# start of Supplied data
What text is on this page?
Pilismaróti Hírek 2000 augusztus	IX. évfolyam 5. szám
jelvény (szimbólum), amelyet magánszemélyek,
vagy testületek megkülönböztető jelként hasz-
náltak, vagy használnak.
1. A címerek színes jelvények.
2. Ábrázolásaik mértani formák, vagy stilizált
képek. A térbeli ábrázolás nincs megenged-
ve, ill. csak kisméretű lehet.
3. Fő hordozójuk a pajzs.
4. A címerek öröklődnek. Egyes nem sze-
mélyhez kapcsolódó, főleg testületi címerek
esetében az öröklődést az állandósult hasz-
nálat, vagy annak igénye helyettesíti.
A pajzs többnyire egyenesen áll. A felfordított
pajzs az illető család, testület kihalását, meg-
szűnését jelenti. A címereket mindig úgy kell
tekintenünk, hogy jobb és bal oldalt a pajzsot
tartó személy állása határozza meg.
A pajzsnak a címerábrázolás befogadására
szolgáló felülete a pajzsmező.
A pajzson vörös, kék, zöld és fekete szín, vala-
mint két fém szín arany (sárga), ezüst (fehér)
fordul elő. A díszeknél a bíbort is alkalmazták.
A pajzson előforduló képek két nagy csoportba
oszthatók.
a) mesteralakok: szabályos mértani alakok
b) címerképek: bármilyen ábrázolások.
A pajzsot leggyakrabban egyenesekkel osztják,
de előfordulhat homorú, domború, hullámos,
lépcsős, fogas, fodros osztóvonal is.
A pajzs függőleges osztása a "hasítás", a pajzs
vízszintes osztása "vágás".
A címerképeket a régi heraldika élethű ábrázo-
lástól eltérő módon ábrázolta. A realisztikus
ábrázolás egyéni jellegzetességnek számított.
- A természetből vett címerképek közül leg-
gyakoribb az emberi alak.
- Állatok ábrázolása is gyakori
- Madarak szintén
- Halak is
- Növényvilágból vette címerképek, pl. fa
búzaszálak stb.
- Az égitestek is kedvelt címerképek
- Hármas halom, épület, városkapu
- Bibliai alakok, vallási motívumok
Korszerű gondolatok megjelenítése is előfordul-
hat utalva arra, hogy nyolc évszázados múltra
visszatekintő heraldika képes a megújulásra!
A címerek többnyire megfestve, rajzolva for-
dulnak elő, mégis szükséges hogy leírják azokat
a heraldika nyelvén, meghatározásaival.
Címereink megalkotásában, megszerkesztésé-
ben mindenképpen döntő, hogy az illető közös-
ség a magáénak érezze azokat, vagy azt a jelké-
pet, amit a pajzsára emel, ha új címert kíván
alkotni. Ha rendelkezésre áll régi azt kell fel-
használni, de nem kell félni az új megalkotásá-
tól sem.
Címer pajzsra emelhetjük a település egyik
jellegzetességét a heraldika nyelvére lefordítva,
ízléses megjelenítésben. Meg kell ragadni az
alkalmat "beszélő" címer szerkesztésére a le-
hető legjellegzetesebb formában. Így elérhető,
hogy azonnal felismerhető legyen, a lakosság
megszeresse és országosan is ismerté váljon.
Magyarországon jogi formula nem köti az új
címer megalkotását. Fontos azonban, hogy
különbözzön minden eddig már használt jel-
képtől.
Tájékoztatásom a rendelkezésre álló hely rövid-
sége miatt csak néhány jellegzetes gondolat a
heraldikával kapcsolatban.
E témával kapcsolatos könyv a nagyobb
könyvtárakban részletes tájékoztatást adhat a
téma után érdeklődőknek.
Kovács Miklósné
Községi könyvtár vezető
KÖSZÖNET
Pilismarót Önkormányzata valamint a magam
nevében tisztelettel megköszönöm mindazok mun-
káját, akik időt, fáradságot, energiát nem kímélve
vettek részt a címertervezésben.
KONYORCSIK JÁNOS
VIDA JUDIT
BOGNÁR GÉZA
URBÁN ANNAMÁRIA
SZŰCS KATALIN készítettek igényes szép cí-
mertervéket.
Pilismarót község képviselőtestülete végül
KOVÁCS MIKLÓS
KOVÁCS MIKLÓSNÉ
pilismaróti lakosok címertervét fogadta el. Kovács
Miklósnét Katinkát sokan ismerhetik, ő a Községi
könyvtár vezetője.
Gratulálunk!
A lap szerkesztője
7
# end of Supplied data
◆ What is needed
Nothing should be left out: return all of the records exactly.

◆ The reply
What text is on this page?
Pilismaróti Hírek 2000 augusztus	IX. évfolyam 5. szám
jelvény (szimbólum), amelyet magánszemélyek,
vagy testületek megkülönböztető jelként hasz-
náltak, vagy használnak.
1. A címerek színes jelvények.
2. Ábrázolásaik mértani formák, vagy stilizált
képek. A térbeli ábrázolás nincs megenged-
ve, ill. csak kisméretű lehet.
3. Fő hordozójuk a pajzs.
4. A címerek öröklődnek. Egyes nem sze-
mélyhez kapcsolódó, főleg testületi címerek
esetében az öröklődést az állandósult hasz-
nálat, vagy annak igénye helyettesíti.
A pajzs többnyire egyenesen áll. A felfordított
pajzs az illető család, testület kihalását, meg-
szűnését jelenti. A címereket mindig úgy kell
tekintenünk, hogy jobb és bal oldalt a pajzsot
tartó személy állása határozza meg.
A pajzsnak a címerábrázolás befogadására
szolgáló felülete a pajzsmező.
A pajzson vörös, kék, zöld és fekete szín, vala-
mint két fém szín arany (sárga), ezüst (fehér)
fordul elő. A díszeknél a bíbort is alkalmazták.
A pajzson előforduló képek két nagy csoportba
oszthatók.
a) mesteralakok: szabályos mértani alakok
b) címerképek: bármilyen ábrázolások.
A pajzsot leggyakrabban egyenesekkel osztják,
de előfordulhat homorú, domború, hullámos,
lépcsős, fogas, fodros osztóvonal is.
A pajzs függőleges osztása a "hasítás", a pajzs
vízszintes osztása "vágás".
A címerképeket a régi heraldika élethű ábrázo-
lástól eltérő módon ábrázolta. A realisztikus
ábrázolás egyéni jellegzetességnek számított.
- A természetből vett címerképek közül leg-
gyakoribb az emberi alak.
- Állatok ábrázolása is gyakori
- Madarak szintén
- Halak is
- Növényvilágból vette címerképek, pl. fa
búzaszálak stb.
- Az égitestek is kedvelt címerképek
- Hármas halom, épület, városkapu
- Bibliai alakok, vallási motívumok
Korszerű gondolatok megjelenítése is előfordul-
hat utalva arra, hogy nyolc évszázados múltra
visszatekintő heraldika képes a megújulásra!
A címerek többnyire megfestve, rajzolva for-
dulnak elő, mégis szükséges hogy leírják azokat
a heraldika nyelvén, meghatározásaival.
Címereink megalkotásában, megszerkesztésé-
ben mindenképpen döntő, hogy az illető közös-
ség a magáénak érezze azokat, vagy azt a jelké-
pet, amit a pajzsára emel, ha új címert kíván
alkotni. Ha rendelkezésre áll régi azt kell fel-
használni, de nem kell félni az új megalkotásá-
tól sem.
Címer pajzsra emelhetjük a település egyik
jellegzetességét a heraldika nyelvére lefordítva,
ízléses megjelenítésben. Meg kell ragadni az
alkalmat "beszélő" címer szerkesztésére a le-
hető legjellegzetesebb formában. Így elérhető,
hogy azonnal felismerhető legyen, a lakosság
megszeresse és országosan is ismerté váljon.
Magyarországon jogi formula nem köti az új
címer megalkotását. Fontos azonban, hogy
különbözzön minden eddig már használt jel-
képtől.
Tájékoztatásom a rendelkezésre álló hely rövid-
sége miatt csak néhány jellegzetes gondolat a
heraldikával kapcsolatban.
E témával kapcsolatos könyv a nagyobb
könyvtárakban részletes tájékoztatást adhat a
téma után érdeklődőknek.
Kovács Miklósné
Községi könyvtár vezető
KÖSZÖNET
Pilismarót Önkormányzata valamint a magam
nevében tisztelettel megköszönöm mindazok mun-
káját, akik időt, fáradságot, energiát nem kímélve
vettek részt a címertervezésben.
KONYORCSIK JÁNOS
VIDA JUDIT
BOGNÁR GÉZA
URBÁN ANNAMÁRIA
SZŰCS KATALIN készítettek igényes szép cí-
mertervéket.
Pilismarót község képviselőtestülete végül
KOVÁCS MIKLÓS
KOVÁCS MIKLÓSNÉ
pilismaróti lakosok címertervét fogadta el. Kovács
Miklósnét Katinkát sokan ismerhetik, ő a Községi
könyvtár vezetője.
Gratulálunk!
A lap szerkesztője
7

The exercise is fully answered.